▶ **EXERCISE**:
Copy out all the data, word for word.
-*-
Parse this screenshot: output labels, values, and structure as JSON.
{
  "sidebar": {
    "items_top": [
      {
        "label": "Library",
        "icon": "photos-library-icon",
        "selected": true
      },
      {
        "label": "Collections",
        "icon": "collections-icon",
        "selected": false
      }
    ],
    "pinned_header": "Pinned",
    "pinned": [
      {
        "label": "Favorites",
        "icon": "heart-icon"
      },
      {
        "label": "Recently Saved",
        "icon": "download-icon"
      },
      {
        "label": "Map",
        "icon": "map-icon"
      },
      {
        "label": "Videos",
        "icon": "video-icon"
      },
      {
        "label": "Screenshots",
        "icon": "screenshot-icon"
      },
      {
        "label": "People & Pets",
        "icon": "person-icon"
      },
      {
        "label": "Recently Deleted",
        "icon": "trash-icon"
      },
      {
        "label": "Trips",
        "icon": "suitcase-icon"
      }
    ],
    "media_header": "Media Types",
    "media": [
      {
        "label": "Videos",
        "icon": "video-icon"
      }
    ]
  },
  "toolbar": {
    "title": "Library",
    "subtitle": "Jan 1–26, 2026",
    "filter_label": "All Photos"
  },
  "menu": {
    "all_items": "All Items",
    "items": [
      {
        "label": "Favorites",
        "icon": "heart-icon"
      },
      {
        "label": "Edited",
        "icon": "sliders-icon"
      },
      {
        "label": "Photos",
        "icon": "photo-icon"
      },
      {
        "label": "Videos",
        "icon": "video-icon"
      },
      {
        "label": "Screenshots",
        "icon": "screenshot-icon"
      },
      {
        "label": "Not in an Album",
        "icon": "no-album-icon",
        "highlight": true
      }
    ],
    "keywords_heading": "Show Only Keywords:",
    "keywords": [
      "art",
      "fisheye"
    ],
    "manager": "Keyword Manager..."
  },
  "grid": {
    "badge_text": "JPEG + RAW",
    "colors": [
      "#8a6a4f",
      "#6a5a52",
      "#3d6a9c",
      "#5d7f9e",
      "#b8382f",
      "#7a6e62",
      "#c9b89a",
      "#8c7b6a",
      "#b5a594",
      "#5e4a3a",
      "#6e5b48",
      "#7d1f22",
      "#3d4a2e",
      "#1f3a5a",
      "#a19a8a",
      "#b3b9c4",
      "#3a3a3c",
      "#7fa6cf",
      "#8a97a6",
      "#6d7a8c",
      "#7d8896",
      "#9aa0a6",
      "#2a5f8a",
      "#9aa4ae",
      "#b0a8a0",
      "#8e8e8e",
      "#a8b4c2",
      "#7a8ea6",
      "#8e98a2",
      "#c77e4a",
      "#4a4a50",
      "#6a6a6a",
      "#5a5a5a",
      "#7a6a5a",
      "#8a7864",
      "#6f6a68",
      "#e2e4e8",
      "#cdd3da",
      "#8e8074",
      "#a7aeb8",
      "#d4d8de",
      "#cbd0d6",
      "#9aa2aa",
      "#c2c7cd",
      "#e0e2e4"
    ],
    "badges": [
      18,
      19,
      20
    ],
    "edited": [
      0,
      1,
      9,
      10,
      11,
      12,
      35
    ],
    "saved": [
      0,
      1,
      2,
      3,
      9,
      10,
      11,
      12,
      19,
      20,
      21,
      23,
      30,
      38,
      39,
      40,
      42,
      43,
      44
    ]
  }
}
-*-
▶ **SOLUTION FOR THIS PROBLEM**:
Parse this screenshot: output labels, values, and structure as JSON.
{
  "sidebar": {
    "items_top": [
      {
        "label": "Library",
        "icon": "photos-library-icon",
        "selected": true
      },
      {
        "label": "Collections",
        "icon": "collections-icon",
        "selected": false
      }
    ],
    "pinned_header": "Pinned",
    "pinned": [
      {
        "label": "Favorites",
        "icon": "heart-icon"
      },
      {
        "label": "Recently Saved",
        "icon": "download-icon"
      },
      {
        "label": "Map",
        "icon": "map-icon"
      },
      {
        "label": "Videos",
        "icon": "video-icon"
      },
      {
        "label": "Screenshots",
        "icon": "screenshot-icon"
      },
      {
        "label": "People & Pets",
        "icon": "person-icon"
      },
      {
        "label": "Recently Deleted",
        "icon": "trash-icon"
      },
      {
        "label": "Trips",
        "icon": "suitcase-icon"
      }
    ],
    "media_header": "Media Types",
    "media": [
      {
        "label": "Videos",
        "icon": "video-icon"
      }
    ]
  },
  "toolbar": {
    "title": "Library",
    "subtitle": "Jan 1–26, 2026",
    "filter_label": "All Photos"
  },
  "menu": {
    "all_items": "All Items",
    "items": [
      {
        "label": "Favorites",
        "icon": "heart-icon"
      },
      {
        "label": "Edited",
        "icon": "sliders-icon"
      },
      {
        "label": "Photos",
        "icon": "photo-icon"
      },
      {
        "label": "Videos",
        "icon": "video-icon"
      },
      {
        "label": "Screenshots",
        "icon": "screenshot-icon"
      },
      {
        "label": "Not in an Album",
        "icon": "no-album-icon",
        "highlight": true
      }
    ],
    "keywords_heading": "Show Only Keywords:",
    "keywords": [
      "art",
      "fisheye"
    ],
    "manager": "Keyword Manager..."
  },
  "grid": {
    "badge_text": "JPEG + RAW",
    "colors": [
      "#8a6a4f",
      "#6a5a52",
      "#3d6a9c",
      "#5d7f9e",
      "#b8382f",
      "#7a6e62",
      "#c9b89a",
      "#8c7b6a",
      "#b5a594",
      "#5e4a3a",
      "#6e5b48",
      "#7d1f22",
      "#3d4a2e",
      "#1f3a5a",
      "#a19a8a",
      "#b3b9c4",
      "#3a3a3c",
      "#7fa6cf",
      "#8a97a6",
      "#6d7a8c",
      "#7d8896",
      "#9aa0a6",
      "#2a5f8a",
      "#9aa4ae",
      "#b0a8a0",
      "#8e8e8e",
      "#a8b4c2",
      "#7a8ea6",
      "#8e98a2",
      "#c77e4a",
      "#4a4a50",
      "#6a6a6a",
      "#5a5a5a",
      "#7a6a5a",
      "#8a7864",
      "#6f6a68",
      "#e2e4e8",
      "#cdd3da",
      "#8e8074",
      "#a7aeb8",
      "#d4d8de",
      "#cbd0d6",
      "#9aa2aa",
      "#c2c7cd",
      "#e0e2e4"
    ],
    "badges": [
      18,
      19,
      20
    ],
    "edited": [
      0,
      1,
      9,
      10,
      11,
      12,
      35
    ],
    "saved": [
      0,
      1,
      2,
      3,
      9,
      10,
      11,
      12,
      19,
      20,
      21,
      23,
      30,
      38,
      39,
      40,
      42,
      43,
      44
    ]
  }
}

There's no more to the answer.